- [TO BE DONE] Starting with the line that contains "broken-heart-icon <box>1113 970" and ending with the line that contains "broken-heart-icon <box>1113 429", arrange those lines of the material as a JSON list of strings, one string per line, with blank lines omitted.

- [MATERIAL TO PROCESS]
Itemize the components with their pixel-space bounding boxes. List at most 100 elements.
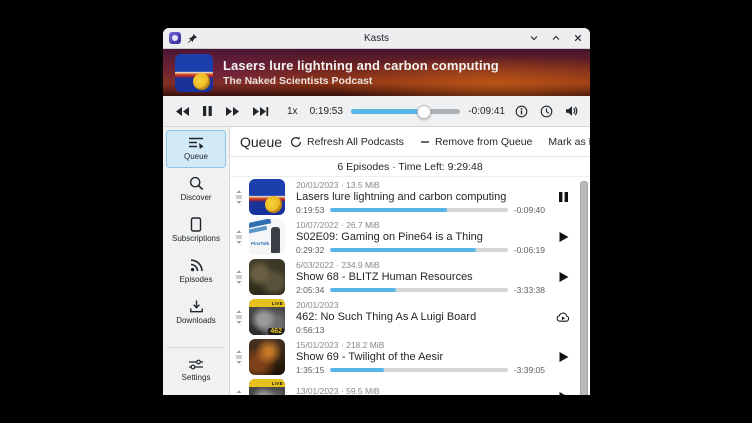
episode-info-icon[interactable]: [513, 103, 530, 120]
minimize-button[interactable]: [528, 32, 540, 44]
episode-artwork: [249, 259, 285, 295]
episode-play-button[interactable]: [550, 264, 576, 290]
sidebar-item-episodes[interactable]: Episodes: [166, 252, 226, 291]
episode-row[interactable]: 20/01/2023 · 13.5 MiB Lasers lure lightn…: [230, 177, 580, 217]
drag-handle-icon[interactable]: [234, 270, 244, 284]
remove-from-queue-button[interactable]: Remove from Queue: [418, 133, 534, 151]
settings-sliders-icon: [188, 358, 204, 371]
cloud-play-icon: [556, 311, 570, 323]
drag-handle-icon[interactable]: [234, 190, 244, 204]
search-icon: [189, 176, 204, 191]
episode-elapsed: 1:35:15: [296, 365, 324, 375]
drag-handle-icon[interactable]: [234, 230, 244, 244]
sidebar-item-label: Downloads: [176, 316, 216, 325]
episode-stream-button[interactable]: [550, 304, 576, 330]
episode-progress-bar[interactable]: [330, 248, 507, 252]
episode-meta: 20/01/2023: [296, 300, 545, 310]
sidebar-item-label: Discover: [180, 193, 211, 202]
episode-title: Show 69 - Twilight of the Aesir: [296, 351, 545, 363]
episode-remaining: -0:09:40: [514, 205, 545, 215]
seek-forward-button[interactable]: [223, 104, 242, 119]
sidebar-divider: [167, 347, 225, 348]
refresh-label: Refresh All Podcasts: [307, 136, 404, 148]
episode-elapsed: 0:19:53: [296, 205, 324, 215]
episode-row[interactable]: PineTalk 10/07/2022 · 26.7 MiB S02E09: G…: [230, 217, 580, 257]
mark-as-played-button[interactable]: Mark as Played: [546, 133, 590, 151]
episode-progress-bar[interactable]: [330, 368, 507, 372]
pause-button[interactable]: [200, 103, 215, 119]
minus-icon: [420, 137, 430, 147]
seek-slider-handle[interactable]: [417, 105, 431, 119]
artwork-text: 462: [268, 328, 284, 335]
sidebar-item-queue[interactable]: Queue: [166, 130, 226, 168]
sidebar-item-discover[interactable]: Discover: [166, 170, 226, 209]
now-playing-title: Lasers lure lightning and carbon computi…: [223, 58, 499, 73]
episode-meta: 10/07/2022 · 26.7 MiB: [296, 220, 545, 230]
sleep-timer-icon[interactable]: [538, 103, 555, 120]
skip-next-button[interactable]: [250, 104, 271, 119]
play-icon: [558, 351, 569, 363]
episode-remaining: -3:33:38: [514, 285, 545, 295]
play-icon: [558, 391, 569, 395]
episode-artwork: LIVE: [249, 379, 285, 395]
episode-play-button[interactable]: [550, 224, 576, 250]
episode-row[interactable]: 15/01/2023 · 218.2 MiB Show 69 - Twiligh…: [230, 337, 580, 377]
sidebar-item-label: Subscriptions: [172, 234, 220, 243]
seek-backward-button[interactable]: [173, 104, 192, 119]
episode-row[interactable]: 6/03/2022 · 234.9 MiB Show 68 - BLITZ Hu…: [230, 257, 580, 297]
episode-remaining: -0:06:19: [514, 245, 545, 255]
sidebar-item-downloads[interactable]: Downloads: [166, 293, 226, 332]
episode-artwork: [249, 339, 285, 375]
bookmark-icon: [190, 217, 202, 232]
episode-row[interactable]: LIVE 13/01/2023 · 59.5 MiB 461: No Such …: [230, 377, 580, 395]
episode-duration: 0:56:13: [296, 325, 324, 335]
pin-icon[interactable]: [187, 33, 198, 44]
close-button[interactable]: [572, 32, 584, 44]
sidebar: Queue Discover Subscriptions Episodes Do…: [163, 127, 230, 395]
drag-handle-icon[interactable]: [234, 350, 244, 364]
mark-label: Mark as Played: [548, 136, 590, 148]
artwork-text: LIVE: [272, 381, 285, 386]
now-playing-header[interactable]: Lasers lure lightning and carbon computi…: [163, 49, 590, 96]
drag-handle-icon[interactable]: [234, 310, 244, 324]
episode-row[interactable]: LIVE 462 20/01/2023 462: No Such Thing A…: [230, 297, 580, 337]
episode-progress-bar[interactable]: [330, 288, 507, 292]
episode-pause-button[interactable]: [550, 184, 576, 210]
episode-progress-bar[interactable]: [330, 208, 507, 212]
drag-handle-icon[interactable]: [234, 390, 244, 395]
refresh-icon: [290, 136, 302, 148]
refresh-all-podcasts-button[interactable]: Refresh All Podcasts: [288, 133, 406, 151]
episode-elapsed: 2:05:34: [296, 285, 324, 295]
window-title: Kasts: [259, 33, 494, 44]
list-scrollbar[interactable]: [580, 181, 588, 395]
seek-slider[interactable]: [351, 104, 460, 118]
toolbar: Refresh All Podcasts Remove from Queue M…: [288, 133, 590, 151]
artwork-text: PineTalk: [251, 241, 269, 246]
remaining-time: -0:09:41: [468, 106, 505, 117]
page-title: Queue: [240, 134, 282, 150]
player-bar: 1x 0:19:53 -0:09:41: [163, 96, 590, 127]
download-icon: [189, 299, 204, 314]
sidebar-item-settings[interactable]: Settings: [166, 352, 226, 389]
episode-artwork: [249, 179, 285, 215]
maximize-button[interactable]: [550, 32, 562, 44]
episode-title: S02E09: Gaming on Pine64 is a Thing: [296, 231, 545, 243]
episode-artwork: LIVE 462: [249, 299, 285, 335]
now-playing-artwork: [175, 54, 213, 92]
queue-icon: [188, 136, 204, 150]
episode-elapsed: 0:29:32: [296, 245, 324, 255]
playback-speed[interactable]: 1x: [287, 106, 298, 117]
episode-title: 462: No Such Thing As A Luigi Board: [296, 311, 545, 323]
episode-play-button[interactable]: [550, 344, 576, 370]
sidebar-item-label: Queue: [184, 152, 208, 161]
episode-play-button[interactable]: [550, 384, 576, 395]
sidebar-item-subscriptions[interactable]: Subscriptions: [166, 211, 226, 250]
episode-title: Show 68 - BLITZ Human Resources: [296, 271, 545, 283]
episode-artwork: PineTalk: [249, 219, 285, 255]
kasts-app-icon: [169, 32, 181, 44]
volume-icon[interactable]: [563, 103, 580, 119]
episode-title: Lasers lure lightning and carbon computi…: [296, 191, 545, 203]
main-area: Queue Discover Subscriptions Episodes Do…: [163, 127, 590, 395]
sidebar-item-label: Settings: [182, 373, 211, 382]
titlebar[interactable]: Kasts: [163, 28, 590, 49]
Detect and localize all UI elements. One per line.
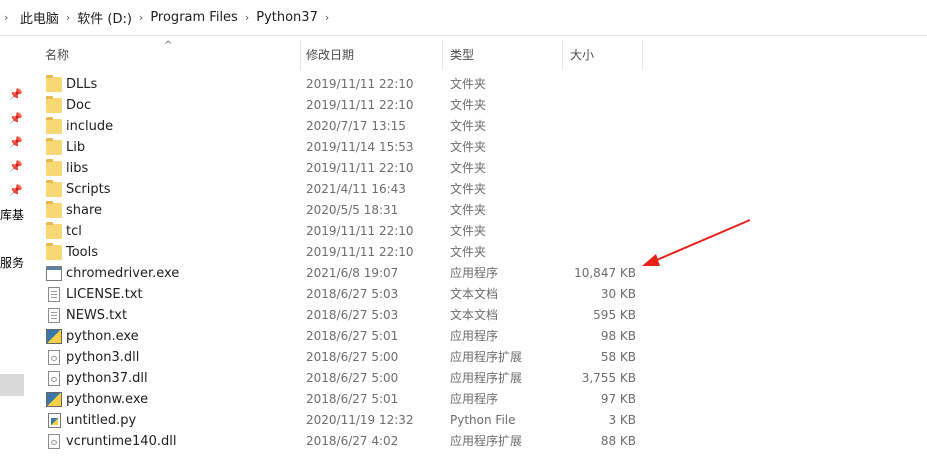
arrow-head-icon: [642, 254, 660, 266]
arrow-shaft: [651, 219, 751, 263]
annotation-arrow: [642, 219, 751, 266]
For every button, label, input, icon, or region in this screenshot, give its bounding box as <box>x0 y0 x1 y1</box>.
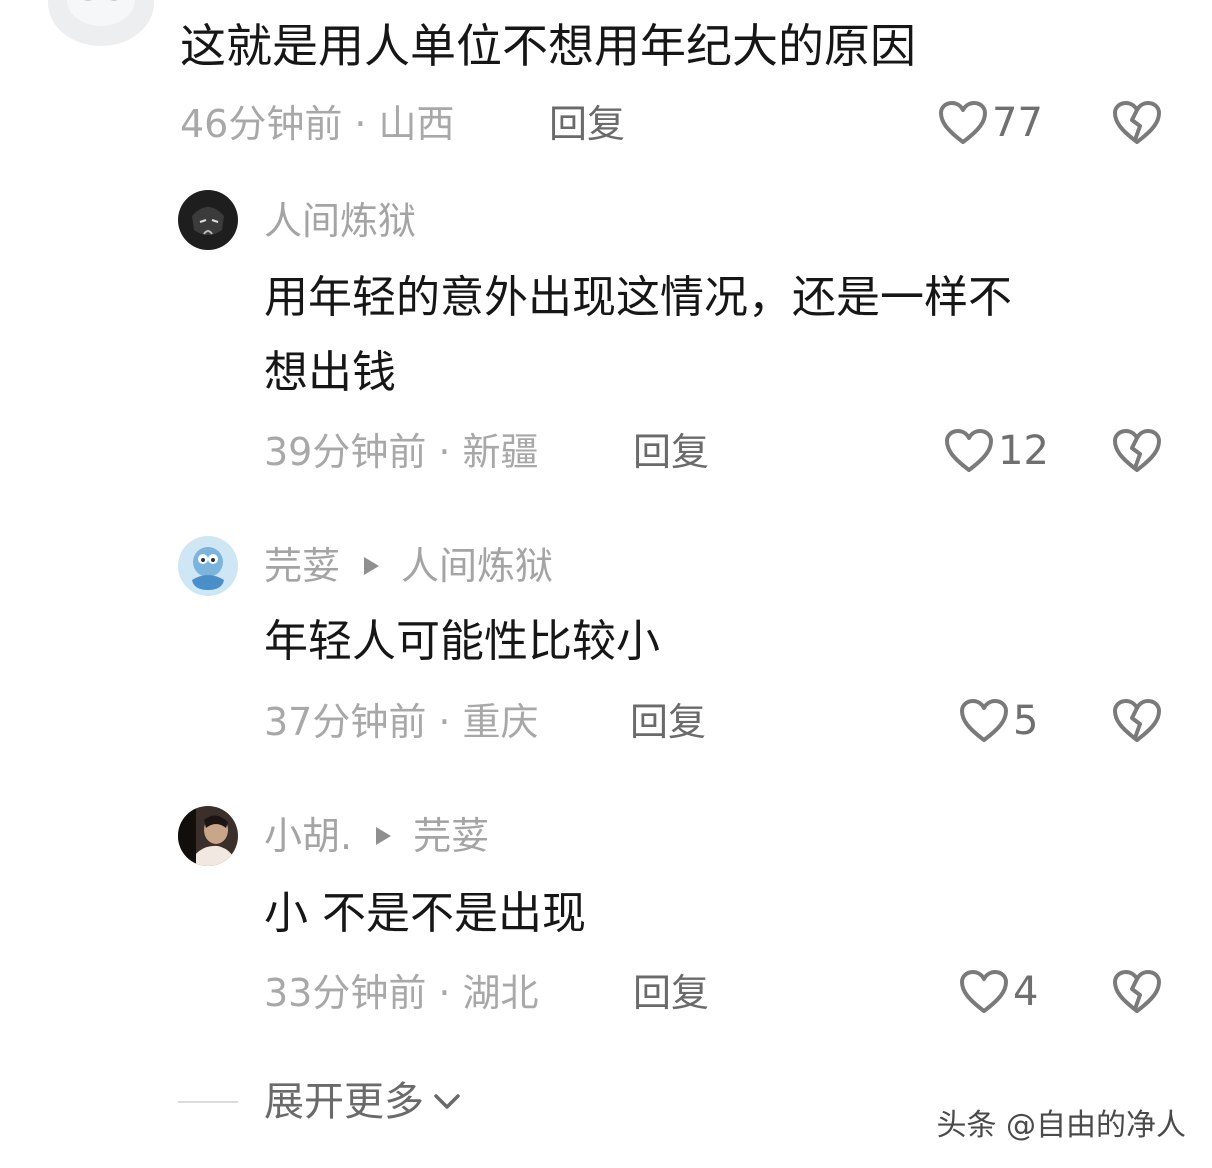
broken-heart-icon <box>1113 970 1161 1013</box>
comment-meta: 37分钟前 · 重庆 <box>264 699 538 745</box>
like-count: 77 <box>992 100 1043 146</box>
reply-to-username[interactable]: 人间炼狱 <box>401 543 553 589</box>
broken-heart-icon <box>1113 429 1161 472</box>
like-button[interactable]: 12 <box>944 428 1049 474</box>
heart-outline-icon <box>960 699 1008 742</box>
dislike-button[interactable] <box>1112 698 1162 748</box>
comment-location: 湖北 <box>462 971 539 1015</box>
broken-heart-icon <box>1113 699 1161 742</box>
comment-text: 这就是用人单位不想用年纪大的原因 <box>180 19 916 73</box>
heart-outline-icon <box>939 101 987 144</box>
reply-arrow-icon <box>364 557 380 575</box>
expand-divider <box>178 1101 238 1103</box>
comment-meta: 33分钟前 · 湖北 <box>264 970 538 1016</box>
username-text[interactable]: 小胡. <box>264 813 352 859</box>
meta-separator: · <box>438 700 451 744</box>
chevron-down-icon <box>434 1094 460 1109</box>
broken-heart-icon <box>1113 101 1161 144</box>
avatar[interactable] <box>48 0 154 46</box>
comment-username: 芫荽 人间炼狱 <box>264 543 553 589</box>
meta-separator: · <box>438 430 451 474</box>
comment-text: 小 不是不是出现 <box>264 888 586 939</box>
comment-location: 重庆 <box>462 700 539 744</box>
expand-more-button[interactable]: 展开更多 <box>264 1078 462 1126</box>
username-text[interactable]: 人间炼狱 <box>264 198 416 244</box>
expand-more-label: 展开更多 <box>264 1079 424 1125</box>
heart-outline-icon <box>960 970 1008 1013</box>
avatar[interactable] <box>178 806 238 866</box>
reply-arrow-icon <box>376 827 392 845</box>
comment-location: 新疆 <box>462 430 539 474</box>
like-button[interactable]: 4 <box>959 969 1038 1015</box>
username-text[interactable]: 芫荽 <box>264 543 340 589</box>
dislike-button[interactable] <box>1112 100 1162 150</box>
like-button[interactable]: 77 <box>938 100 1043 146</box>
meta-separator: · <box>354 102 367 146</box>
like-button[interactable]: 5 <box>959 698 1038 744</box>
reply-button[interactable]: 回复 <box>549 101 625 147</box>
comment-time: 37分钟前 <box>264 700 427 744</box>
comment-username: 人间炼狱 <box>264 198 416 244</box>
watermark: 头条 @自由的净人 <box>936 1108 1186 1143</box>
reply-button[interactable]: 回复 <box>633 429 709 475</box>
dislike-button[interactable] <box>1112 428 1162 478</box>
avatar[interactable] <box>178 536 238 596</box>
like-count: 5 <box>1013 698 1039 744</box>
like-count: 12 <box>998 428 1049 474</box>
avatar[interactable] <box>178 190 238 250</box>
comment-meta: 39分钟前 · 新疆 <box>264 429 538 475</box>
like-count: 4 <box>1013 969 1039 1015</box>
comment-time: 33分钟前 <box>264 971 427 1015</box>
comment-text-line: 想出钱 <box>264 347 396 398</box>
comment-text-line: 用年轻的意外出现这情况，还是一样不 <box>264 272 1012 323</box>
comment-time: 39分钟前 <box>264 430 427 474</box>
reply-to-username[interactable]: 芫荽 <box>413 813 489 859</box>
comment-username: 小胡. 芫荽 <box>264 813 489 859</box>
comment-text: 年轻人可能性比较小 <box>264 616 660 667</box>
reply-button[interactable]: 回复 <box>633 970 709 1016</box>
comment-location: 山西 <box>378 102 455 146</box>
reply-button[interactable]: 回复 <box>630 699 706 745</box>
meta-separator: · <box>438 971 451 1015</box>
dislike-button[interactable] <box>1112 969 1162 1019</box>
comment-time: 46分钟前 <box>180 102 343 146</box>
comment-meta: 46分钟前 · 山西 <box>180 101 454 147</box>
heart-outline-icon <box>945 429 993 472</box>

- [PROBLEM SOLUTION]
[
  "broken-heart-icon <box>1113 970 1161 1013</box>",
  "comment-meta: 37分钟前 · 重庆 <box>264 699 538 745</box>",
  "like-count: 77 <box>992 100 1043 146</box>",
  "reply-to-username[interactable]: 人间炼狱 <box>401 543 553 589</box>",
  "broken-heart-icon <box>1113 429 1161 472</box>"
]